Set problem ::
In the listing that follows, count each line where the word "Output" appears; write nothing but the count.

◆ ◆ ◆ ◆ ◆ ◆ ◆

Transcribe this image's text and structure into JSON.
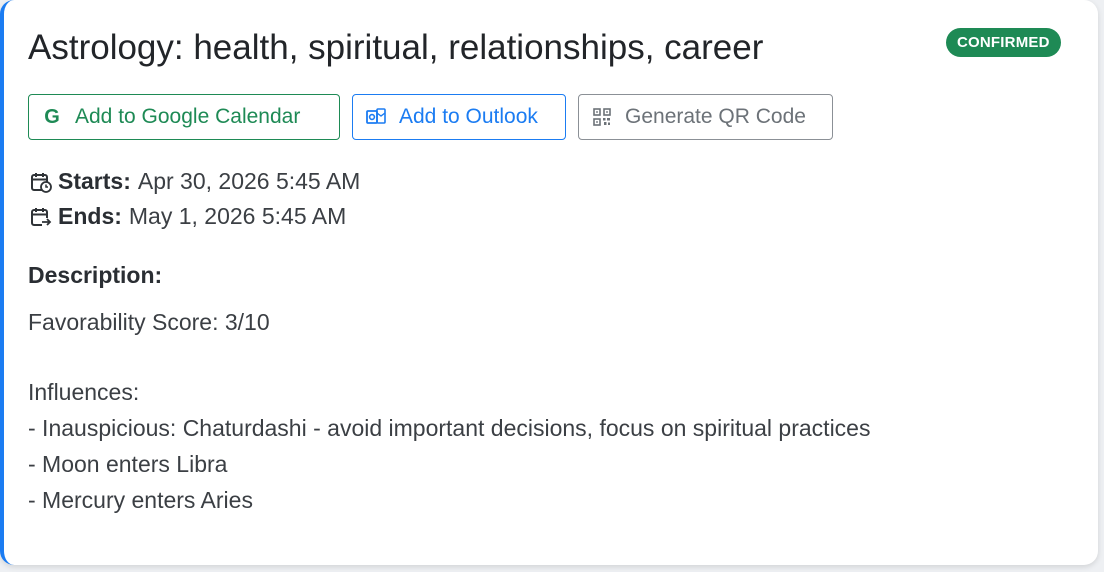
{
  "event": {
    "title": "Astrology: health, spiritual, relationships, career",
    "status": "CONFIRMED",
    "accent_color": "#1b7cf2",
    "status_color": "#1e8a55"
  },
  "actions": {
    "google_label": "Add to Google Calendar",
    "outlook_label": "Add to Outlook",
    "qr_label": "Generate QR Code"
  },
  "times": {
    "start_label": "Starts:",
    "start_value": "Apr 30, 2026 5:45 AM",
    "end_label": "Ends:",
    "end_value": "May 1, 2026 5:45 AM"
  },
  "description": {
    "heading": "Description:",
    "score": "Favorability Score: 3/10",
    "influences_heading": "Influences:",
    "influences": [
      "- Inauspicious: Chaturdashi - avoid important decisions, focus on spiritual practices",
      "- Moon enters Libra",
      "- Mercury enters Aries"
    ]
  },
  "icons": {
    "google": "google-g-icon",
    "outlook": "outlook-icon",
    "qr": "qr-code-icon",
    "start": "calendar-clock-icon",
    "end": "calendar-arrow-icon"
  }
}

◆ ◆ ◆ ◆ ◆ ◆ ◆

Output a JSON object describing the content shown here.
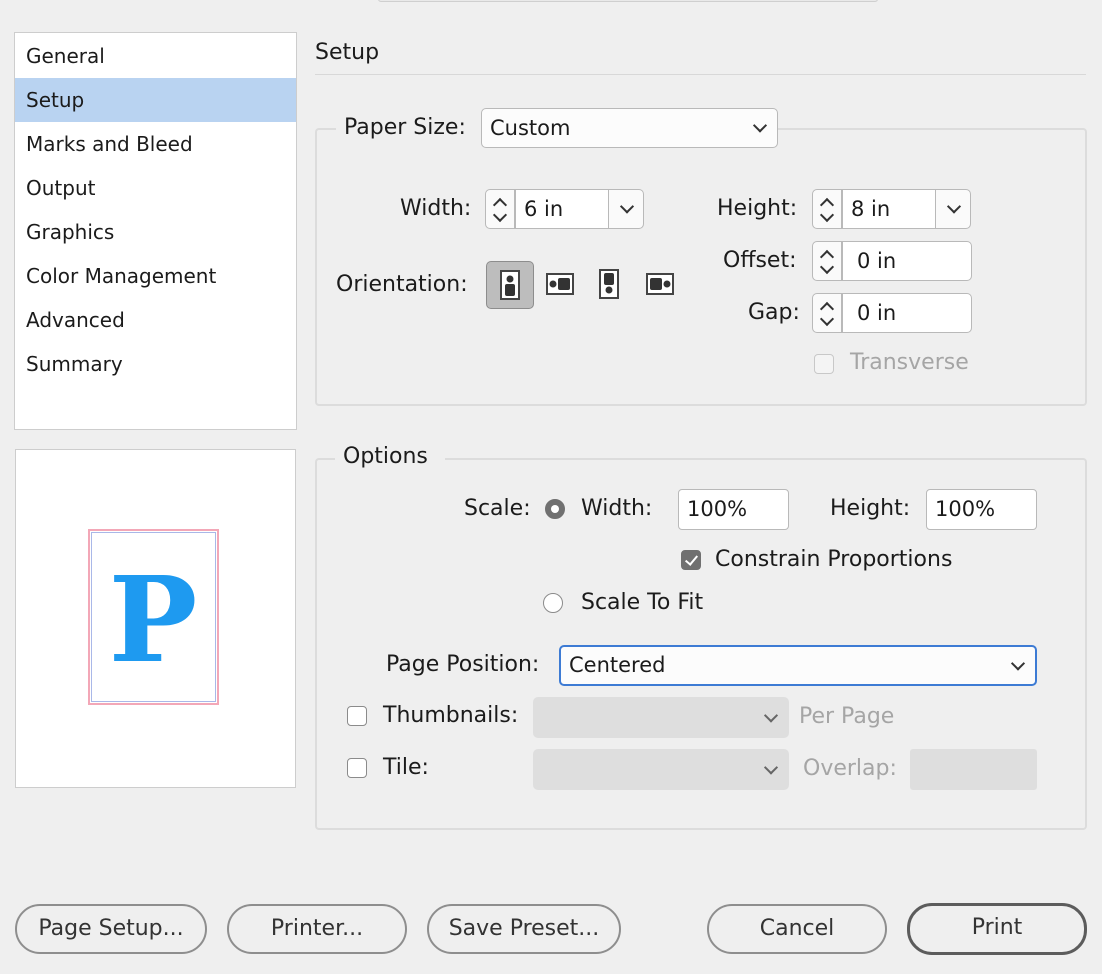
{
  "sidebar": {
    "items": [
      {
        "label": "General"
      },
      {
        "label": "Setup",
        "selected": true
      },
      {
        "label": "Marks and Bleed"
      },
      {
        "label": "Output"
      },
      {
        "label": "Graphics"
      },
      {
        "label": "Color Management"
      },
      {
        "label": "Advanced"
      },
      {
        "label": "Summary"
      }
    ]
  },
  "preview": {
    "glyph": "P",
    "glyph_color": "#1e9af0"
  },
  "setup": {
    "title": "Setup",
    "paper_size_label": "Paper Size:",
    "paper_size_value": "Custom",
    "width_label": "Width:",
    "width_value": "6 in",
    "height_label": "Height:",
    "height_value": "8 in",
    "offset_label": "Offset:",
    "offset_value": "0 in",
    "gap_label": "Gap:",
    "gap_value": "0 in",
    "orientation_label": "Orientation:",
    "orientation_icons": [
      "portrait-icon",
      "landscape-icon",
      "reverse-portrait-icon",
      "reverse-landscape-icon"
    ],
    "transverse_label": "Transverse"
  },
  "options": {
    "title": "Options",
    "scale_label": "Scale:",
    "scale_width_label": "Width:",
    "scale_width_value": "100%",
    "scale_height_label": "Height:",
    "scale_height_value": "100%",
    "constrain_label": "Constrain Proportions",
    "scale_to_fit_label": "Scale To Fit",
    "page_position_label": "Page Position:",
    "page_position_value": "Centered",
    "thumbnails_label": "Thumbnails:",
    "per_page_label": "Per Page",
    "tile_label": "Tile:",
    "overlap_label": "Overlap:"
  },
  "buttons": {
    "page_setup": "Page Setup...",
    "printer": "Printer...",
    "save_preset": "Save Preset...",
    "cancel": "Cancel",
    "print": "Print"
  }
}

◆ ◆ ◆ ◆ ◆ ◆ ◆

Full answer ::
2